SCHRIFTELIJKE OPDRACHT 1:
Zet de rijen ongewijzigd neer, vanaf de eerste rij tot en met de rij die "Identify all the" bevat. Laat de afbeeldingen daarbij weg.

GECITEERDE PASSAGE:
Naar aanleiding van de betaling op 7 december 2016 heeft de BV aan belanghebbende een bedrag aan boeterente van € 34.078,49 in rekening gebracht.

2.6

Belanghebbende en de BV zijn op 28 december 2016 voor € 50.000 een leningovereenkomst aangegaan in verband met de eigen woning (hierna: lening 2017-001). De overeenkomst heeft als ingangsdatum 1 januari 2017 en heeft een looptijd van 25 jaar. De voorwaarden zijn vergelijkbaar met die van lening 2012-001, met dien verstande dat het rentepercentage 4,2 procent per jaar is.

2.7

De Inspecteur heeft het hiervoor in 2.5 bedoelde bedrag aan boeterente niet in aftrek toegestaan in 2016.

AANGELEVERD MATERIAAL:
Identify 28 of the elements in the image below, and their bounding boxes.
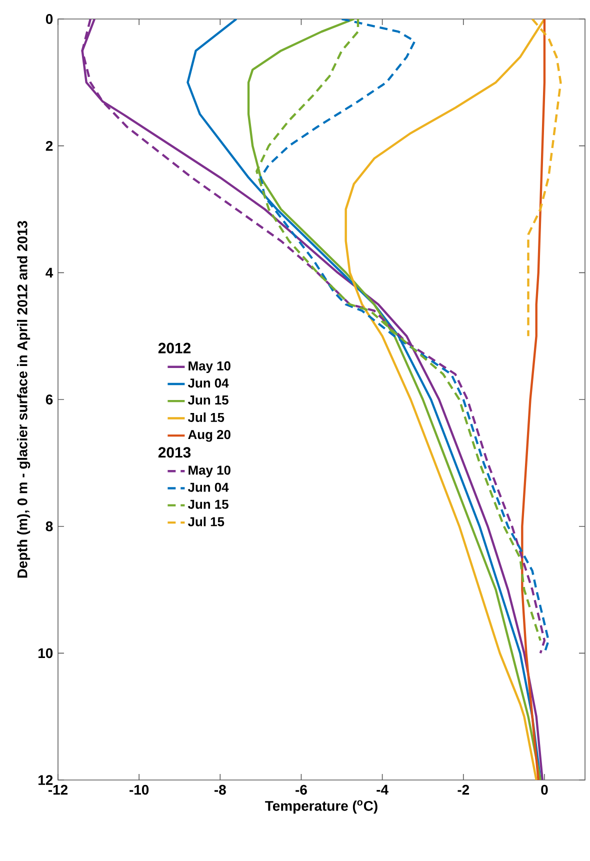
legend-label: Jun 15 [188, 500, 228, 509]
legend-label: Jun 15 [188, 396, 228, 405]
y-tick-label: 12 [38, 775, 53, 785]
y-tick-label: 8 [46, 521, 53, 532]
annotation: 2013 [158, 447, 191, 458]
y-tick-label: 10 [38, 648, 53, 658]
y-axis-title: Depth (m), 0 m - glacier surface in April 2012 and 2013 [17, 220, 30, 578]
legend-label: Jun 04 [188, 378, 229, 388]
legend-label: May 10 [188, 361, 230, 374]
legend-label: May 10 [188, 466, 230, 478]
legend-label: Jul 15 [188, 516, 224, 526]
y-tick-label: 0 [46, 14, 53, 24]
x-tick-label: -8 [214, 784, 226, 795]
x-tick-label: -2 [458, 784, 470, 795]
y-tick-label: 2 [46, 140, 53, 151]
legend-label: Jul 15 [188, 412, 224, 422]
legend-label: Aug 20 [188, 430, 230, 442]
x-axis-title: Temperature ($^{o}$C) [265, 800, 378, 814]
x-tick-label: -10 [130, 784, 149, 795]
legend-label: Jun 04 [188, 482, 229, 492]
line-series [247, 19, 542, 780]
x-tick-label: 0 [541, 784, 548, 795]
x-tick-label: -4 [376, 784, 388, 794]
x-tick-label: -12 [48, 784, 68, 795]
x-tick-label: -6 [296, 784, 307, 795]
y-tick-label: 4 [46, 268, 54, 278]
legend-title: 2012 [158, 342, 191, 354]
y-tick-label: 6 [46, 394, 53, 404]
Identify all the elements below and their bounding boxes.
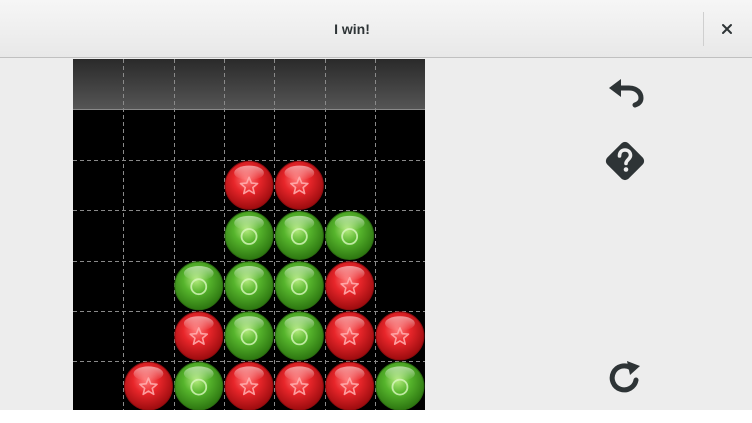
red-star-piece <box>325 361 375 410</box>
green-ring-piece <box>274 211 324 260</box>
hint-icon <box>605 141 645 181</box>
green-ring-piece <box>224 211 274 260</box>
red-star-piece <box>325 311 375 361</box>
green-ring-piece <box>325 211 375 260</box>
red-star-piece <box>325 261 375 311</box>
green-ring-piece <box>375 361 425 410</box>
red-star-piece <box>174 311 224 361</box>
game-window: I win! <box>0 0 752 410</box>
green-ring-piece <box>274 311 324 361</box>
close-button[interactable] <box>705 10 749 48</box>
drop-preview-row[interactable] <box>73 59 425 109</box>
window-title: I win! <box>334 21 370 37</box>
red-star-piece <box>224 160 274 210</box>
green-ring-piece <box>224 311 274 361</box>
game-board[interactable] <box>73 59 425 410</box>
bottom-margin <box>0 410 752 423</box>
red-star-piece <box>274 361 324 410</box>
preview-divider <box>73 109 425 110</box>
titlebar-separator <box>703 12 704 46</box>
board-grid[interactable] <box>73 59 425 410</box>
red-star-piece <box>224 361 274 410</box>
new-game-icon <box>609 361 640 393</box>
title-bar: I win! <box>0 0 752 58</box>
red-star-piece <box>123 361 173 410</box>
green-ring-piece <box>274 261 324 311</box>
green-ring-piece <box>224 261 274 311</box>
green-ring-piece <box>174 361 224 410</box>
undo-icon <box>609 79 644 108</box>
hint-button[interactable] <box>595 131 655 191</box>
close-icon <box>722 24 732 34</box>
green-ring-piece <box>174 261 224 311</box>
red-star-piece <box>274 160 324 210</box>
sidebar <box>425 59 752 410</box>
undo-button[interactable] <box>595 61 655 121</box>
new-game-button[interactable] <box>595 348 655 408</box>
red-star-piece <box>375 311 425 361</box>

SCHRIFTELIJKE OPDRACHT 2:
Welk jaarlijks rentepercentage geldt volgens de passage voor lening 2017-001?

VOLLEDIGE UITVOER 1:
Identify 28 of the elements in the image below, and their bounding boxes.
legend-label: Jun 15 [188, 500, 228, 509]
legend-label: Jun 15 [188, 396, 228, 405]
y-tick-label: 12 [38, 775, 53, 785]
y-tick-label: 8 [46, 521, 53, 532]
annotation: 2013 [158, 447, 191, 458]
y-tick-label: 10 [38, 648, 53, 658]
y-axis-title: Depth (m), 0 m - glacier surface in April 2012 and 2013 [17, 220, 30, 578]
legend-label: Jun 04 [188, 378, 229, 388]
legend-label: May 10 [188, 361, 230, 374]
legend-label: May 10 [188, 466, 230, 478]
legend-label: Jul 15 [188, 516, 224, 526]
y-tick-label: 0 [46, 14, 53, 24]
x-tick-label: -8 [214, 784, 226, 795]
x-tick-label: -2 [458, 784, 470, 795]
y-tick-label: 2 [46, 140, 53, 151]
legend-label: Jul 15 [188, 412, 224, 422]
legend-label: Aug 20 [188, 430, 230, 442]
x-axis-title: Temperature ($^{o}$C) [265, 800, 378, 814]
x-tick-label: -10 [130, 784, 149, 795]
legend-label: Jun 04 [188, 482, 229, 492]
line-series [247, 19, 542, 780]
x-tick-label: 0 [541, 784, 548, 795]
x-tick-label: -4 [376, 784, 388, 794]
x-tick-label: -12 [48, 784, 68, 795]
x-tick-label: -6 [296, 784, 307, 795]
y-tick-label: 4 [46, 268, 54, 278]
legend-title: 2012 [158, 342, 191, 354]
y-tick-label: 6 [46, 394, 53, 404]
Identify all the elements below and their bounding boxes.

VOLLEDIGE UITVOER 2:
4,2 procent per jaar.